#### Problem to work on:
Below are some records; return each one exactly.

(A block of data)
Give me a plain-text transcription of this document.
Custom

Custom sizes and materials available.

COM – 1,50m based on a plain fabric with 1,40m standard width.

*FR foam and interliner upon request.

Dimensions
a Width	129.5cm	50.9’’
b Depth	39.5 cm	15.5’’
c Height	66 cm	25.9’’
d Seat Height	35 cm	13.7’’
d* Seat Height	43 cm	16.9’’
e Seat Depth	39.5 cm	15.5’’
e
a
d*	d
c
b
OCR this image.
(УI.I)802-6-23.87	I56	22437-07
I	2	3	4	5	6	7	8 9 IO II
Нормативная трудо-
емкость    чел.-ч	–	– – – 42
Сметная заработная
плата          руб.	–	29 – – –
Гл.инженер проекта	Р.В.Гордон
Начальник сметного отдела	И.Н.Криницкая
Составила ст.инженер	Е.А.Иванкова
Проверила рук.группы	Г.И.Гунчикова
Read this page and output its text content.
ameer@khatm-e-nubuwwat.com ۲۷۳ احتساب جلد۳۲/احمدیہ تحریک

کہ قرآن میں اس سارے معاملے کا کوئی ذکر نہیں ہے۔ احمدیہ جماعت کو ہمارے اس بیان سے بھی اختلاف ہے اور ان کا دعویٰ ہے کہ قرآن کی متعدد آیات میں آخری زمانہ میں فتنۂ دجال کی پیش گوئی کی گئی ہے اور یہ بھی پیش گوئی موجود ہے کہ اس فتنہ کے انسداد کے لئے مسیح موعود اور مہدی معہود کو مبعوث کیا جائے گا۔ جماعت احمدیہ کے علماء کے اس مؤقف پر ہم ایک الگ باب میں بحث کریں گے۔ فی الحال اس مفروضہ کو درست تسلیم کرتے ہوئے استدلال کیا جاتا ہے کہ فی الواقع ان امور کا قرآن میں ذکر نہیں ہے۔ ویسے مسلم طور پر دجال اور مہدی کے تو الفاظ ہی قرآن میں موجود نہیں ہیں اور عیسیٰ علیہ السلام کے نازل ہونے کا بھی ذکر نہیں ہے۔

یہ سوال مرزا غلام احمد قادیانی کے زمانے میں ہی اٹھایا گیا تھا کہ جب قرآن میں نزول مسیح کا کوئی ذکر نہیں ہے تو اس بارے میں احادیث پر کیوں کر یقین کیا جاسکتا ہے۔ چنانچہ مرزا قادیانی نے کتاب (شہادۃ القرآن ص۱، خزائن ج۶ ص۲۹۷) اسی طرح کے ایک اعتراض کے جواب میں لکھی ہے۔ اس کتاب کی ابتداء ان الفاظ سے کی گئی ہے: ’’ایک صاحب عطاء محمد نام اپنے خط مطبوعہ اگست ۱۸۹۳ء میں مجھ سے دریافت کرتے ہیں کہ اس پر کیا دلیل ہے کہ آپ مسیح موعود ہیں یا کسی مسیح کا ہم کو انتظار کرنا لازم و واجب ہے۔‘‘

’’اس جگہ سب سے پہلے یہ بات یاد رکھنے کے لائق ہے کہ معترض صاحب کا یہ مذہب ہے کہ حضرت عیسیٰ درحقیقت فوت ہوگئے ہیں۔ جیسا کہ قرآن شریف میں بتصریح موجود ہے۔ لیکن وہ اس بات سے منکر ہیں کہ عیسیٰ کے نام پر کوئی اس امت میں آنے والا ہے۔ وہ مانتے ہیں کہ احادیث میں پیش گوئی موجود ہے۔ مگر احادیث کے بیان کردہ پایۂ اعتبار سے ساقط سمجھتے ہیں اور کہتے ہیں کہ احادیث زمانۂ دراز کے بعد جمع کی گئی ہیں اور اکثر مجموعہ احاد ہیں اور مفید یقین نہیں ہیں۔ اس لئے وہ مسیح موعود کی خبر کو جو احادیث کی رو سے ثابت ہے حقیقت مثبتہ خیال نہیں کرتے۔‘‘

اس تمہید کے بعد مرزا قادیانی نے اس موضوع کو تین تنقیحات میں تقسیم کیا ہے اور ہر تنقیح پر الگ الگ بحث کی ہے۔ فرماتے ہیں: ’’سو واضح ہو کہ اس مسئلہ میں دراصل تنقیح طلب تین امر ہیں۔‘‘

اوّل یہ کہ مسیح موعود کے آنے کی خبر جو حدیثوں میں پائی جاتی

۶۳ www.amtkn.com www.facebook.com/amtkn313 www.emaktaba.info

#### Expected answer:
Give me a plain-text transcription of this document.
Custom

Custom sizes and materials available.

COM – 1,50m based on a plain fabric with 1,40m standard width.

*FR foam and interliner upon request.

Dimensions
a Width	129.5cm	50.9’’
b Depth	39.5 cm	15.5’’
c Height	66 cm	25.9’’
d Seat Height	35 cm	13.7’’
d* Seat Height	43 cm	16.9’’
e Seat Depth	39.5 cm	15.5’’
e
a
d*	d
c
b
OCR this image.
(УI.I)802-6-23.87	I56	22437-07
I	2	3	4	5	6	7	8 9 IO II
Нормативная трудо-
емкость    чел.-ч	–	– – – 42
Сметная заработная
плата          руб.	–	29 – – –
Гл.инженер проекта	Р.В.Гордон
Начальник сметного отдела	И.Н.Криницкая
Составила ст.инженер	Е.А.Иванкова
Проверила рук.группы	Г.И.Гунчикова
Read this page and output its text content.
ameer@khatm-e-nubuwwat.com ۲۷۳ احتساب جلد۳۲/احمدیہ تحریک

کہ قرآن میں اس سارے معاملے کا کوئی ذکر نہیں ہے۔ احمدیہ جماعت کو ہمارے اس بیان سے بھی اختلاف ہے اور ان کا دعویٰ ہے کہ قرآن کی متعدد آیات میں آخری زمانہ میں فتنۂ دجال کی پیش گوئی کی گئی ہے اور یہ بھی پیش گوئی موجود ہے کہ اس فتنہ کے انسداد کے لئے مسیح موعود اور مہدی معہود کو مبعوث کیا جائے گا۔ جماعت احمدیہ کے علماء کے اس مؤقف پر ہم ایک الگ باب میں بحث کریں گے۔ فی الحال اس مفروضہ کو درست تسلیم کرتے ہوئے استدلال کیا جاتا ہے کہ فی الواقع ان امور کا قرآن میں ذکر نہیں ہے۔ ویسے مسلم طور پر دجال اور مہدی کے تو الفاظ ہی قرآن میں موجود نہیں ہیں اور عیسیٰ علیہ السلام کے نازل ہونے کا بھی ذکر نہیں ہے۔

یہ سوال مرزا غلام احمد قادیانی کے زمانے میں ہی اٹھایا گیا تھا کہ جب قرآن میں نزول مسیح کا کوئی ذکر نہیں ہے تو اس بارے میں احادیث پر کیوں کر یقین کیا جاسکتا ہے۔ چنانچہ مرزا قادیانی نے کتاب (شہادۃ القرآن ص۱، خزائن ج۶ ص۲۹۷) اسی طرح کے ایک اعتراض کے جواب میں لکھی ہے۔ اس کتاب کی ابتداء ان الفاظ سے کی گئی ہے: ’’ایک صاحب عطاء محمد نام اپنے خط مطبوعہ اگست ۱۸۹۳ء میں مجھ سے دریافت کرتے ہیں کہ اس پر کیا دلیل ہے کہ آپ مسیح موعود ہیں یا کسی مسیح کا ہم کو انتظار کرنا لازم و واجب ہے۔‘‘

’’اس جگہ سب سے پہلے یہ بات یاد رکھنے کے لائق ہے کہ معترض صاحب کا یہ مذہب ہے کہ حضرت عیسیٰ درحقیقت فوت ہوگئے ہیں۔ جیسا کہ قرآن شریف میں بتصریح موجود ہے۔ لیکن وہ اس بات سے منکر ہیں کہ عیسیٰ کے نام پر کوئی اس امت میں آنے والا ہے۔ وہ مانتے ہیں کہ احادیث میں پیش گوئی موجود ہے۔ مگر احادیث کے بیان کردہ پایۂ اعتبار سے ساقط سمجھتے ہیں اور کہتے ہیں کہ احادیث زمانۂ دراز کے بعد جمع کی گئی ہیں اور اکثر مجموعہ احاد ہیں اور مفید یقین نہیں ہیں۔ اس لئے وہ مسیح موعود کی خبر کو جو احادیث کی رو سے ثابت ہے حقیقت مثبتہ خیال نہیں کرتے۔‘‘

اس تمہید کے بعد مرزا قادیانی نے اس موضوع کو تین تنقیحات میں تقسیم کیا ہے اور ہر تنقیح پر الگ الگ بحث کی ہے۔ فرماتے ہیں: ’’سو واضح ہو کہ اس مسئلہ میں دراصل تنقیح طلب تین امر ہیں۔‘‘

اوّل یہ کہ مسیح موعود کے آنے کی خبر جو حدیثوں میں پائی جاتی

۶۳ www.amtkn.com www.facebook.com/amtkn313 www.emaktaba.info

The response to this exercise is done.